## Written request
Scan the material and copy every line in which "suivantes" appears.

## Given records
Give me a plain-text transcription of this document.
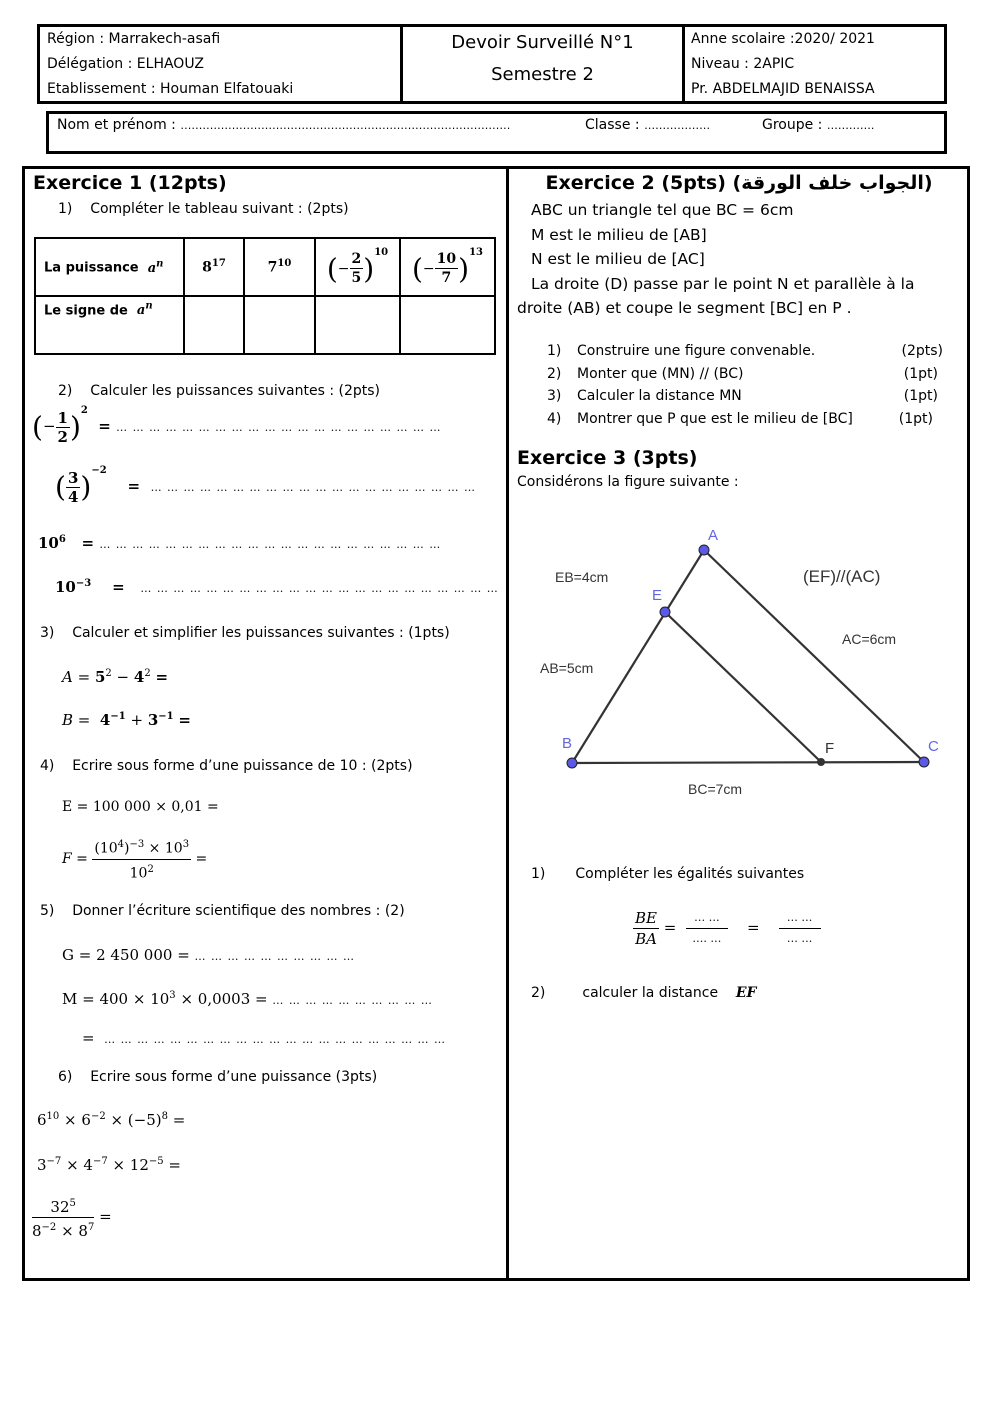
Région : Marrakech-asafi
Délégation : ELHAOUZ
Etablissement : Houman Elfatouaki
Devoir Surveillé N°1
Semestre 2
Anne scolaire :2020/ 2021
Niveau : 2APIC
Pr. ABDELMAJID BENAISSA
Nom et prénom : ………………………………………………………………………………	Classe : ………………	Groupe : ………….
Exercice 1 (12pts)
1) Compléter le tableau suivant : (2pts)
La puissance $a^n$	$8^{17}$	$7^{10}$	(− $\frac{2}{5} )^{10}$	(− $\frac{10}{7} )^{13}$
Le signe de $a^n$				
2) Calculer les puissances suivantes : (2pts)
(− $\frac{1}{2} )^2$  = … … … … … … … … … … … … … … … … … … … …
( $\frac{3}{4} )^{-2}$    =  … … … … … … … … … … … … … … … … … … … …
$10^6$   = … … … … … … … … … … … … … … … … … … … … …
$10^{-3}$    =   … … … … … … … … … … … … … … … … … … … … … …
3) Calculer et simplifier les puissances suivantes : (1pts)
$A = 5^2 - 4^2$ =
$B = 4^{-1} + 3^{-1}$ =
4) Ecrire sous forme d’une puissance de 10 : (2pts)
E = 100 000 × 0,01 =
$F = \frac{(10^4)^{-3} \times 10^3}{10^2}$ =
5) Donner l’écriture scientifique des nombres : (2)
G = 2 450 000 = … … … … … … … … … …
$M = 400 \times 10^3 \times 0,0003$ = … … … … … … … … … …
= … … … … … … … … … … … … … … … … … … … … …
6) Ecrire sous forme d’une puissance (3pts)
$6^{10} \times 6^{-2} \times (-5)^8$ =
$3^{-7} \times 4^{-7} \times 12^{-5}$ =
$\frac{32^5}{8^{-2} \times 8^7}$ =
Exercice 2 (5pts) (الجواب خلف الورقة)
ABC un triangle tel que BC = 6cm
M est le milieu de [AB]
N est le milieu de [AC]
La droite (D) passe par le point N et parallèle à la
droite (AB) et coupe le segment [BC] en P .
1) Construire une figure convenable.	(2pts)
2) Monter que (MN) // (BC)	(1pt)
3) Calculer la distance MN	(1pt)
4) Montrer que P que est le milieu de [BC]	(1pt)
Exercice 3 (3pts)
Considérons la figure suivante :
A
E
B	C
F
EB=4cm
AB=5cm
AC=6cm
BC=7cm
(EF)//(AC)
1) Compléter les égalités suivantes
$\frac{BE}{BA} = \frac{\dots \dots}{\dots. \dots} = \frac{\dots \dots}{\dots \dots}$
2)	calculer la distance EF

## Reply
2) Calculer les puissances suivantes : (2pts)
3) Calculer et simplifier les puissances suivantes : (1pts)
1) Compléter les égalités suivantes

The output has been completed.